#### Extracted data entries:
◆ ◆ ◆ ◆ ◆ ◆ ◆
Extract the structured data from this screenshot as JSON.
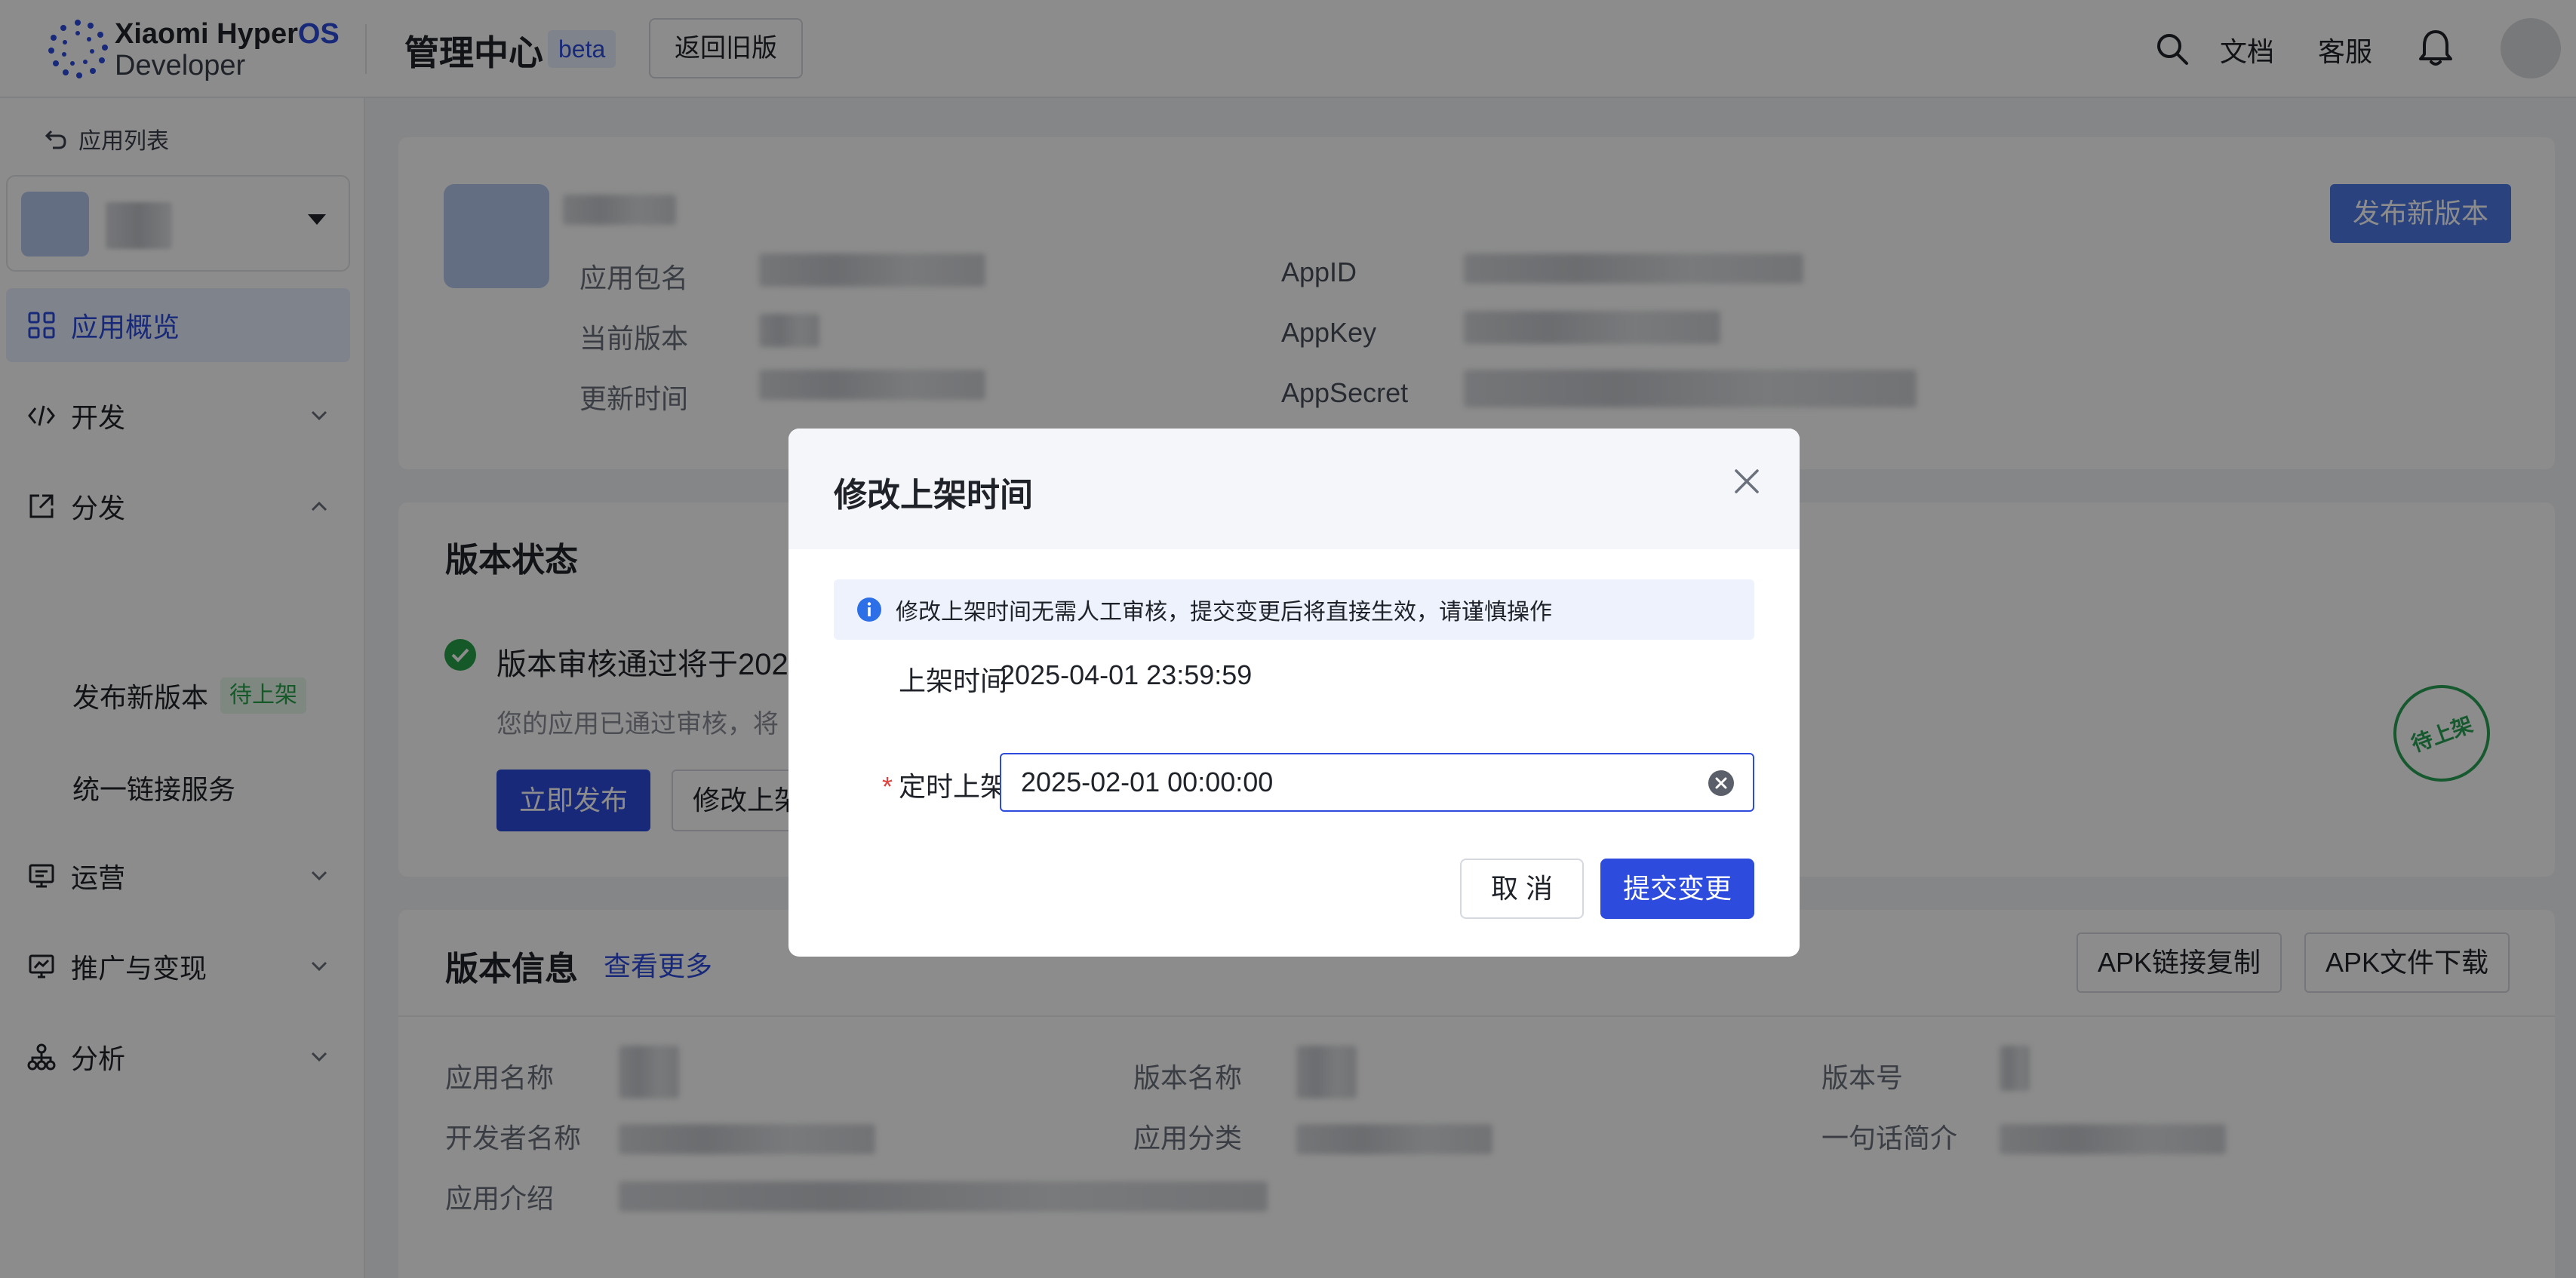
{
  "header": {
    "brand_line1_main": "Xiaomi Hyper",
    "brand_line1_accent": "OS",
    "brand_line2": "Developer",
    "title": "管理中心",
    "beta_badge": "beta",
    "old_version_button": "返回旧版",
    "docs": "文档",
    "support": "客服",
    "icons": [
      "search-icon",
      "bell-icon",
      "avatar"
    ]
  },
  "sidebar": {
    "back_label": "应用列表",
    "items": [
      {
        "label": "应用概览",
        "icon": "grid-icon",
        "active": true
      },
      {
        "label": "开发",
        "icon": "code-icon"
      },
      {
        "label": "分发",
        "icon": "share-icon",
        "expanded": true
      },
      {
        "label": "运营",
        "icon": "monitor-icon"
      },
      {
        "label": "推广与变现",
        "icon": "chart-board-icon"
      },
      {
        "label": "分析",
        "icon": "org-icon"
      }
    ],
    "sub_items": [
      {
        "label": "发布新版本",
        "tag": "待上架"
      },
      {
        "label": "统一链接服务"
      }
    ]
  },
  "app_info": {
    "labels": [
      "应用包名",
      "当前版本",
      "更新时间"
    ],
    "right_labels": [
      "AppID",
      "AppKey",
      "AppSecret"
    ],
    "publish_button": "发布新版本"
  },
  "version_status": {
    "title": "版本状态",
    "status_text": "版本审核通过将于202",
    "desc": "您的应用已通过审核，将",
    "publish_now": "立即发布",
    "modify_button": "修改上架",
    "stamp": "待上架"
  },
  "version_info": {
    "title": "版本信息",
    "more_link": "查看更多",
    "apk_copy": "APK链接复制",
    "apk_download": "APK文件下载",
    "labels_col1": [
      "应用名称",
      "开发者名称",
      "应用介绍"
    ],
    "labels_col2": [
      "版本名称",
      "应用分类"
    ],
    "labels_col3": [
      "版本号",
      "一句话简介"
    ]
  },
  "modal": {
    "title": "修改上架时间",
    "notice": "修改上架时间无需人工审核，提交变更后将直接生效，请谨慎操作",
    "field1_label": "上架时间",
    "field1_value": "2025-04-01 23:59:59",
    "field2_label": "定时上架",
    "field2_required_mark": "*",
    "field2_value": "2025-02-01 00:00:00",
    "cancel": "取 消",
    "submit": "提交变更"
  },
  "colors": {
    "primary": "#2d4bdc",
    "success": "#27a34a",
    "required": "#e0443e"
  }
}
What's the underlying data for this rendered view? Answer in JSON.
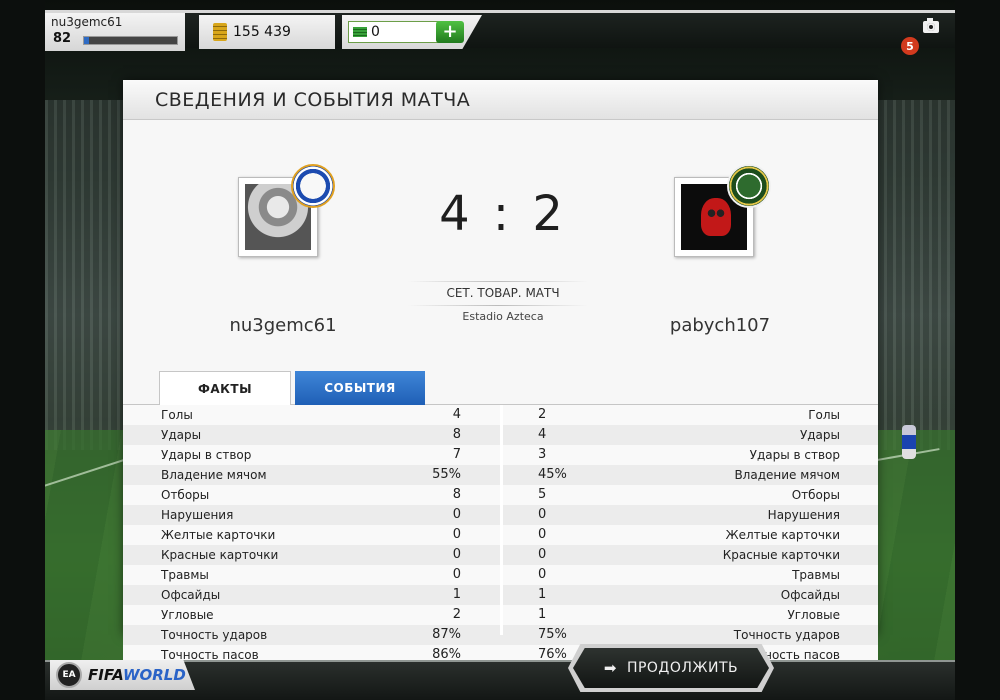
{
  "topbar": {
    "username": "nu3gemc61",
    "level": "82",
    "xp_progress": 0.05,
    "coins": "155 439",
    "points": "0",
    "add_button": "+",
    "notification_count": "5"
  },
  "panel": {
    "title": "СВЕДЕНИЯ И СОБЫТИЯ МАТЧА"
  },
  "match": {
    "score": "4 : 2",
    "match_type": "СЕТ. ТОВАР. МАТЧ",
    "venue": "Estadio Azteca",
    "home_player": "nu3gemc61",
    "away_player": "pabych107"
  },
  "tabs": {
    "facts": "ФАКТЫ",
    "events": "СОБЫТИЯ"
  },
  "stats": [
    {
      "label": "Голы",
      "home": "4",
      "away": "2"
    },
    {
      "label": "Удары",
      "home": "8",
      "away": "4"
    },
    {
      "label": "Удары в створ",
      "home": "7",
      "away": "3"
    },
    {
      "label": "Владение мячом",
      "home": "55%",
      "away": "45%"
    },
    {
      "label": "Отборы",
      "home": "8",
      "away": "5"
    },
    {
      "label": "Нарушения",
      "home": "0",
      "away": "0"
    },
    {
      "label": "Желтые карточки",
      "home": "0",
      "away": "0"
    },
    {
      "label": "Красные карточки",
      "home": "0",
      "away": "0"
    },
    {
      "label": "Травмы",
      "home": "0",
      "away": "0"
    },
    {
      "label": "Офсайды",
      "home": "1",
      "away": "1"
    },
    {
      "label": "Угловые",
      "home": "2",
      "away": "1"
    },
    {
      "label": "Точность ударов",
      "home": "87%",
      "away": "75%"
    },
    {
      "label": "Точность пасов",
      "home": "86%",
      "away": "76%"
    }
  ],
  "footer": {
    "continue_label": "ПРОДОЛЖИТЬ",
    "logo_fifa": "FIFA",
    "logo_world": "WORLD",
    "logo_ea": "EA"
  },
  "colors": {
    "accent_tab": "#2f74c8",
    "add_button": "#3aa535",
    "badge": "#d23a1e"
  }
}
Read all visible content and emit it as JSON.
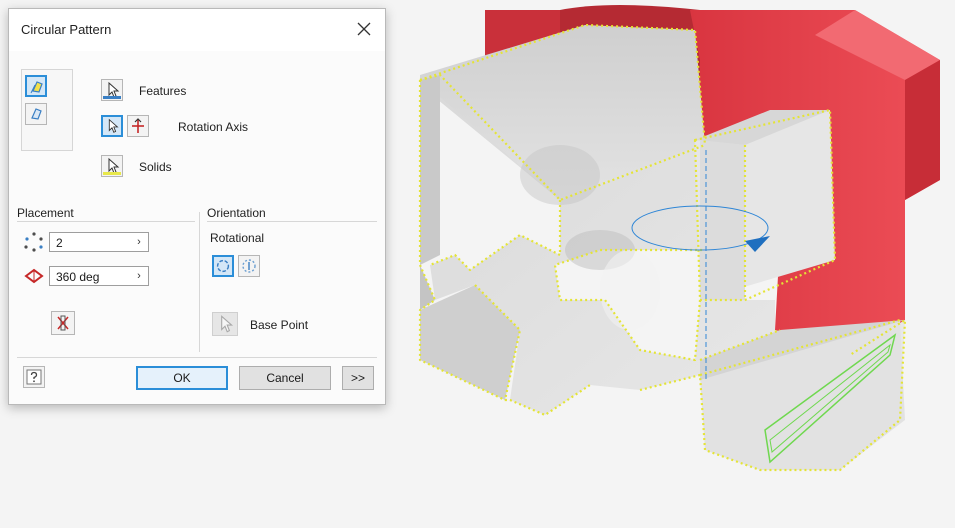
{
  "dialog": {
    "title": "Circular Pattern",
    "features_label": "Features",
    "rotation_axis_label": "Rotation Axis",
    "solids_label": "Solids",
    "placement": {
      "label": "Placement",
      "count_value": "2",
      "angle_value": "360 deg"
    },
    "orientation": {
      "label": "Orientation",
      "rotational_label": "Rotational",
      "base_point_label": "Base Point"
    },
    "buttons": {
      "ok": "OK",
      "cancel": "Cancel",
      "more": ">>"
    }
  },
  "colors": {
    "accent_blue": "#2b8ed8",
    "part_red": "#e8404a",
    "part_grey": "#d8d8d8",
    "selection_yellow": "#e4e436",
    "sketch_green": "#6fd84f",
    "axis_blue": "#2f86d6"
  },
  "icons": {
    "features": "cursor-arrow-icon",
    "rotation_axis": "cursor-arrow-icon",
    "flip": "flip-direction-icon",
    "solids": "cursor-arrow-icon",
    "help": "help-icon",
    "close": "close-icon"
  }
}
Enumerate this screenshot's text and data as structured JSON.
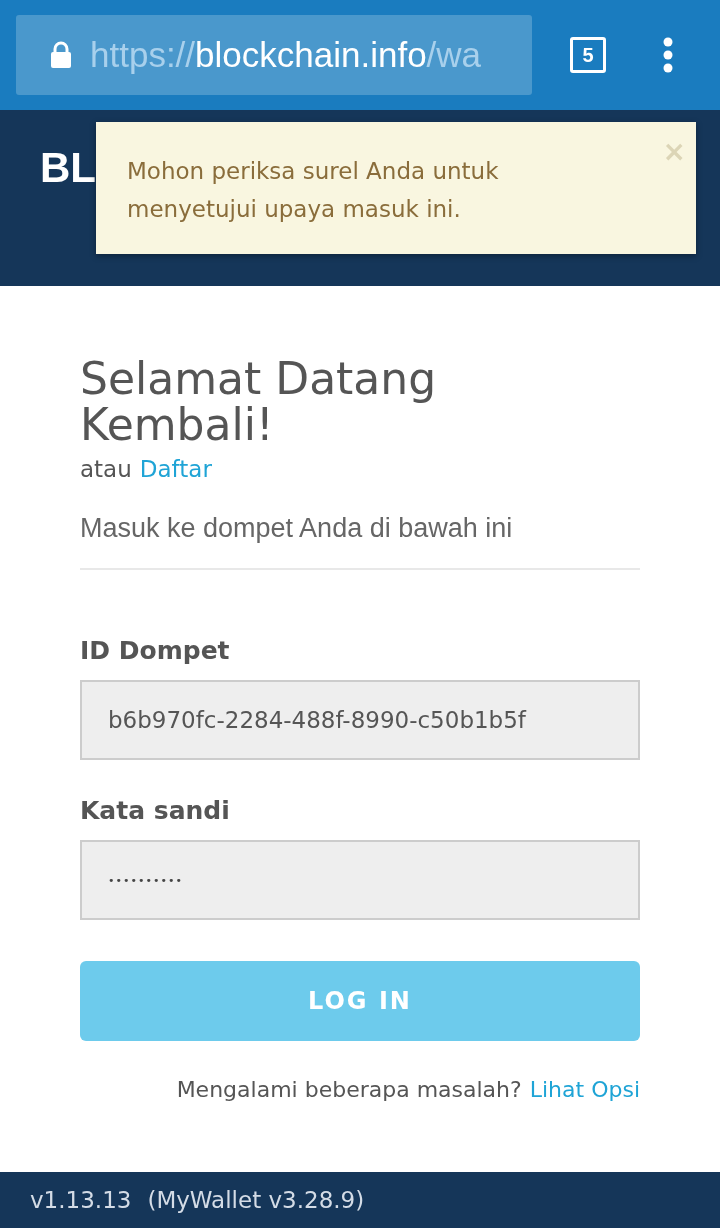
{
  "browser": {
    "url": {
      "scheme": "https://",
      "host": "blockchain.info",
      "path": "/wa"
    },
    "tab_count": "5"
  },
  "header": {
    "logo": "BL"
  },
  "alert": {
    "message": "Mohon periksa surel Anda untuk menyetujui upaya masuk ini.",
    "close": "×"
  },
  "login": {
    "title": "Selamat Datang Kembali!",
    "signup_prefix": "atau",
    "signup_link": "Daftar",
    "subtitle": "Masuk ke dompet Anda di bawah ini",
    "fields": [
      {
        "kind": "text",
        "label": "ID Dompet",
        "value": "b6b970fc-2284-488f-8990-c50b1b5f"
      },
      {
        "kind": "password",
        "label": "Kata sandi",
        "value": "••••••••••"
      }
    ],
    "button": "LOG IN",
    "help_text": "Mengalami beberapa masalah?",
    "help_link": "Lihat Opsi"
  },
  "footer": {
    "version": "v1.13.13",
    "wallet_version": "(MyWallet v3.28.9)"
  }
}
◆ ◆ ◆ ◆ ◆ ◆ ◆
#### YOUR GOAL:
In the material above, find each line that contains the word "СОБЫТИЯ", and select it.

#### EXERCISE RESPONSE:
    "title": "СВЕДЕНИЯ И СОБЫТИЯ МАТЧА"
    "events": "СОБЫТИЯ"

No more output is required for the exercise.